### Task instructions:
Will you transcribe the entries that follow, exactly and in full?

Figure collection entries:
★ ★ ★

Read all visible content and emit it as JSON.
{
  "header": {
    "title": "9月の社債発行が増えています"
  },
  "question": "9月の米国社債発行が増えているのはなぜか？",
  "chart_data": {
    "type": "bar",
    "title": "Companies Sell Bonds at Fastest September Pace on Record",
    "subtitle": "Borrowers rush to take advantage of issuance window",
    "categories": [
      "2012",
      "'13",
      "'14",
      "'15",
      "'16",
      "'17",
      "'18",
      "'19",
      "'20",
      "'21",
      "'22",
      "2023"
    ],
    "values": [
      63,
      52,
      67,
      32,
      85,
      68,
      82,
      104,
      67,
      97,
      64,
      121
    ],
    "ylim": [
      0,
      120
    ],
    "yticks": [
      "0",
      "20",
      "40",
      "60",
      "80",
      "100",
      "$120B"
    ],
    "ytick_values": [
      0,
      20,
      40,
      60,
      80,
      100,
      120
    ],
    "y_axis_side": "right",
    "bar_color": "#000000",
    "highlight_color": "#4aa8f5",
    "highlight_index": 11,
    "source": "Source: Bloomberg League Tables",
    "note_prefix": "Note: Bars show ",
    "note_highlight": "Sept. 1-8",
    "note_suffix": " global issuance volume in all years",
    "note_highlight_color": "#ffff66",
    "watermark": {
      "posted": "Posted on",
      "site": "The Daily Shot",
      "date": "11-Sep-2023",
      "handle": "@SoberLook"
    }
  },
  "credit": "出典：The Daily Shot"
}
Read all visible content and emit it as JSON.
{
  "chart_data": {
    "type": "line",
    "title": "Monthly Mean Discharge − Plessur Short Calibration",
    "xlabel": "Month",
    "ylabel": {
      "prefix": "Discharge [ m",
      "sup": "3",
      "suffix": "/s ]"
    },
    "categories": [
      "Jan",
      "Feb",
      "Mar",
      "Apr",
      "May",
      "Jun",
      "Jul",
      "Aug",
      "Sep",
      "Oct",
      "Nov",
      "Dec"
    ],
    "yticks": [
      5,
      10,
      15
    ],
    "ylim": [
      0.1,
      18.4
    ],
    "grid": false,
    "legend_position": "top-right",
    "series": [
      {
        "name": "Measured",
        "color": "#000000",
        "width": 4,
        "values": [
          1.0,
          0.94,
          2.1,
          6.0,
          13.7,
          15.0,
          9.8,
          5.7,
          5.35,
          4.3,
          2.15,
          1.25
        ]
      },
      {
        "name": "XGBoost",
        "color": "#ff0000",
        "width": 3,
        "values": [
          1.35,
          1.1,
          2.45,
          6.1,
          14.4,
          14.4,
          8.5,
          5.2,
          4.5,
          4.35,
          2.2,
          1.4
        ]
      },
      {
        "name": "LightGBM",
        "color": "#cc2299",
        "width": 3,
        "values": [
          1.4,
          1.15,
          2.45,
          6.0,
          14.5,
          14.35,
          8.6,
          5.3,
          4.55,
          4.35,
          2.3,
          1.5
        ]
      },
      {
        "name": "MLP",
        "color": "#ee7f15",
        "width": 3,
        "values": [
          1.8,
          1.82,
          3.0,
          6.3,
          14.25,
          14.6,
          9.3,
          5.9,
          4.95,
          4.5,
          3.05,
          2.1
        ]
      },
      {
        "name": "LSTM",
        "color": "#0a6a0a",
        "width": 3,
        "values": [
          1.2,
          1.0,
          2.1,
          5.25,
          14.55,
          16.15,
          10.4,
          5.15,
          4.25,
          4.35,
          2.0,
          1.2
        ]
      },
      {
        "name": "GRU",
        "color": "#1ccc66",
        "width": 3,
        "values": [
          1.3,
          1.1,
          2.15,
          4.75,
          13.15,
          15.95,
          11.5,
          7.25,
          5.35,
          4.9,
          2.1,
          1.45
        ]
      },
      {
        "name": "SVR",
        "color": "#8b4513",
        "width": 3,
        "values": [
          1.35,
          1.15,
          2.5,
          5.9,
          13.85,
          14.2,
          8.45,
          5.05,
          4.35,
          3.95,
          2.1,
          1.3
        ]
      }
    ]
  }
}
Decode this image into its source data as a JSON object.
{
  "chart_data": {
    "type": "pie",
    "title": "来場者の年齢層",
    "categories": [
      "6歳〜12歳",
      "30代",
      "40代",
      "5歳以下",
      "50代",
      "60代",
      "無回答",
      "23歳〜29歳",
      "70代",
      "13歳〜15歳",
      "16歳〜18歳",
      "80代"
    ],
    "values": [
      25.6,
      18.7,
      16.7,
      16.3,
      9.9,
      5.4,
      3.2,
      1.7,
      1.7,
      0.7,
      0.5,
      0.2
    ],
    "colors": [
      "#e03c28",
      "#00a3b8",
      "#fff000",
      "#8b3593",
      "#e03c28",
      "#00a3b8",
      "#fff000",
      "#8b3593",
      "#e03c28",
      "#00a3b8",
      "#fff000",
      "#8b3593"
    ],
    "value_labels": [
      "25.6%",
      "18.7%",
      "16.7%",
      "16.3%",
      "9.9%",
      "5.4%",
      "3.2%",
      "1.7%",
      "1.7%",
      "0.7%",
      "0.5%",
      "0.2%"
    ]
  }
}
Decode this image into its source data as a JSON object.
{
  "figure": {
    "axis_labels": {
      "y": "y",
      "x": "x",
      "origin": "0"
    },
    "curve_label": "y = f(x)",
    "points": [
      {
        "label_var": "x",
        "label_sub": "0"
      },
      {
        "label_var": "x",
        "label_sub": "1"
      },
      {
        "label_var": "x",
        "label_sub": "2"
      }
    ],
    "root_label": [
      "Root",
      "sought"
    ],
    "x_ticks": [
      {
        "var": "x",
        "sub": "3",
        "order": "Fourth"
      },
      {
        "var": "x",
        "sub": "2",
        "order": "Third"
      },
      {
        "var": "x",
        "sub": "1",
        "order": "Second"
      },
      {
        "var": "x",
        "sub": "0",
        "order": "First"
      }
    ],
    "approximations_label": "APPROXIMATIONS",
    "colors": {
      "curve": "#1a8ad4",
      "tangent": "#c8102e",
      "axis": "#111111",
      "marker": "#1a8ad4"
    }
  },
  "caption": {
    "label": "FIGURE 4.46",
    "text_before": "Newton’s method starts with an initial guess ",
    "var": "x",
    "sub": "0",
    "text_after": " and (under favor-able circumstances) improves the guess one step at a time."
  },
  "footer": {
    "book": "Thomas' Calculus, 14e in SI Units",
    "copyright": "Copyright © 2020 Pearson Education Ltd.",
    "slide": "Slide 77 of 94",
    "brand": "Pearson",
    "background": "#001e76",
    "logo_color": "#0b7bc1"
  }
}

★ ★ ★

### Response:
Read all visible content and emit it as JSON.
{
  "header": {
    "title": "9月の社債発行が増えています"
  },
  "question": "9月の米国社債発行が増えているのはなぜか？",
  "chart_data": {
    "type": "bar",
    "title": "Companies Sell Bonds at Fastest September Pace on Record",
    "subtitle": "Borrowers rush to take advantage of issuance window",
    "categories": [
      "2012",
      "'13",
      "'14",
      "'15",
      "'16",
      "'17",
      "'18",
      "'19",
      "'20",
      "'21",
      "'22",
      "2023"
    ],
    "values": [
      63,
      52,
      67,
      32,
      85,
      68,
      82,
      104,
      67,
      97,
      64,
      121
    ],
    "ylim": [
      0,
      120
    ],
    "yticks": [
      "0",
      "20",
      "40",
      "60",
      "80",
      "100",
      "$120B"
    ],
    "ytick_values": [
      0,
      20,
      40,
      60,
      80,
      100,
      120
    ],
    "y_axis_side": "right",
    "bar_color": "#000000",
    "highlight_color": "#4aa8f5",
    "highlight_index": 11,
    "source": "Source: Bloomberg League Tables",
    "note_prefix": "Note: Bars show ",
    "note_highlight": "Sept. 1-8",
    "note_suffix": " global issuance volume in all years",
    "note_highlight_color": "#ffff66",
    "watermark": {
      "posted": "Posted on",
      "site": "The Daily Shot",
      "date": "11-Sep-2023",
      "handle": "@SoberLook"
    }
  },
  "credit": "出典：The Daily Shot"
}
Read all visible content and emit it as JSON.
{
  "chart_data": {
    "type": "line",
    "title": "Monthly Mean Discharge − Plessur Short Calibration",
    "xlabel": "Month",
    "ylabel": {
      "prefix": "Discharge [ m",
      "sup": "3",
      "suffix": "/s ]"
    },
    "categories": [
      "Jan",
      "Feb",
      "Mar",
      "Apr",
      "May",
      "Jun",
      "Jul",
      "Aug",
      "Sep",
      "Oct",
      "Nov",
      "Dec"
    ],
    "yticks": [
      5,
      10,
      15
    ],
    "ylim": [
      0.1,
      18.4
    ],
    "grid": false,
    "legend_position": "top-right",
    "series": [
      {
        "name": "Measured",
        "color": "#000000",
        "width": 4,
        "values": [
          1.0,
          0.94,
          2.1,
          6.0,
          13.7,
          15.0,
          9.8,
          5.7,
          5.35,
          4.3,
          2.15,
          1.25
        ]
      },
      {
        "name": "XGBoost",
        "color": "#ff0000",
        "width": 3,
        "values": [
          1.35,
          1.1,
          2.45,
          6.1,
          14.4,
          14.4,
          8.5,
          5.2,
          4.5,
          4.35,
          2.2,
          1.4
        ]
      },
      {
        "name": "LightGBM",
        "color": "#cc2299",
        "width": 3,
        "values": [
          1.4,
          1.15,
          2.45,
          6.0,
          14.5,
          14.35,
          8.6,
          5.3,
          4.55,
          4.35,
          2.3,
          1.5
        ]
      },
      {
        "name": "MLP",
        "color": "#ee7f15",
        "width": 3,
        "values": [
          1.8,
          1.82,
          3.0,
          6.3,
          14.25,
          14.6,
          9.3,
          5.9,
          4.95,
          4.5,
          3.05,
          2.1
        ]
      },
      {
        "name": "LSTM",
        "color": "#0a6a0a",
        "width": 3,
        "values": [
          1.2,
          1.0,
          2.1,
          5.25,
          14.55,
          16.15,
          10.4,
          5.15,
          4.25,
          4.35,
          2.0,
          1.2
        ]
      },
      {
        "name": "GRU",
        "color": "#1ccc66",
        "width": 3,
        "values": [
          1.3,
          1.1,
          2.15,
          4.75,
          13.15,
          15.95,
          11.5,
          7.25,
          5.35,
          4.9,
          2.1,
          1.45
        ]
      },
      {
        "name": "SVR",
        "color": "#8b4513",
        "width": 3,
        "values": [
          1.35,
          1.15,
          2.5,
          5.9,
          13.85,
          14.2,
          8.45,
          5.05,
          4.35,
          3.95,
          2.1,
          1.3
        ]
      }
    ]
  }
}
Decode this image into its source data as a JSON object.
{
  "chart_data": {
    "type": "pie",
    "title": "来場者の年齢層",
    "categories": [
      "6歳〜12歳",
      "30代",
      "40代",
      "5歳以下",
      "50代",
      "60代",
      "無回答",
      "23歳〜29歳",
      "70代",
      "13歳〜15歳",
      "16歳〜18歳",
      "80代"
    ],
    "values": [
      25.6,
      18.7,
      16.7,
      16.3,
      9.9,
      5.4,
      3.2,
      1.7,
      1.7,
      0.7,
      0.5,
      0.2
    ],
    "colors": [
      "#e03c28",
      "#00a3b8",
      "#fff000",
      "#8b3593",
      "#e03c28",
      "#00a3b8",
      "#fff000",
      "#8b3593",
      "#e03c28",
      "#00a3b8",
      "#fff000",
      "#8b3593"
    ],
    "value_labels": [
      "25.6%",
      "18.7%",
      "16.7%",
      "16.3%",
      "9.9%",
      "5.4%",
      "3.2%",
      "1.7%",
      "1.7%",
      "0.7%",
      "0.5%",
      "0.2%"
    ]
  }
}
Decode this image into its source data as a JSON object.
{
  "figure": {
    "axis_labels": {
      "y": "y",
      "x": "x",
      "origin": "0"
    },
    "curve_label": "y = f(x)",
    "points": [
      {
        "label_var": "x",
        "label_sub": "0"
      },
      {
        "label_var": "x",
        "label_sub": "1"
      },
      {
        "label_var": "x",
        "label_sub": "2"
      }
    ],
    "root_label": [
      "Root",
      "sought"
    ],
    "x_ticks": [
      {
        "var": "x",
        "sub": "3",
        "order": "Fourth"
      },
      {
        "var": "x",
        "sub": "2",
        "order": "Third"
      },
      {
        "var": "x",
        "sub": "1",
        "order": "Second"
      },
      {
        "var": "x",
        "sub": "0",
        "order": "First"
      }
    ],
    "approximations_label": "APPROXIMATIONS",
    "colors": {
      "curve": "#1a8ad4",
      "tangent": "#c8102e",
      "axis": "#111111",
      "marker": "#1a8ad4"
    }
  },
  "caption": {
    "label": "FIGURE 4.46",
    "text_before": "Newton’s method starts with an initial guess ",
    "var": "x",
    "sub": "0",
    "text_after": " and (under favor-able circumstances) improves the guess one step at a time."
  },
  "footer": {
    "book": "Thomas' Calculus, 14e in SI Units",
    "copyright": "Copyright © 2020 Pearson Education Ltd.",
    "slide": "Slide 77 of 94",
    "brand": "Pearson",
    "background": "#001e76",
    "logo_color": "#0b7bc1"
  }
}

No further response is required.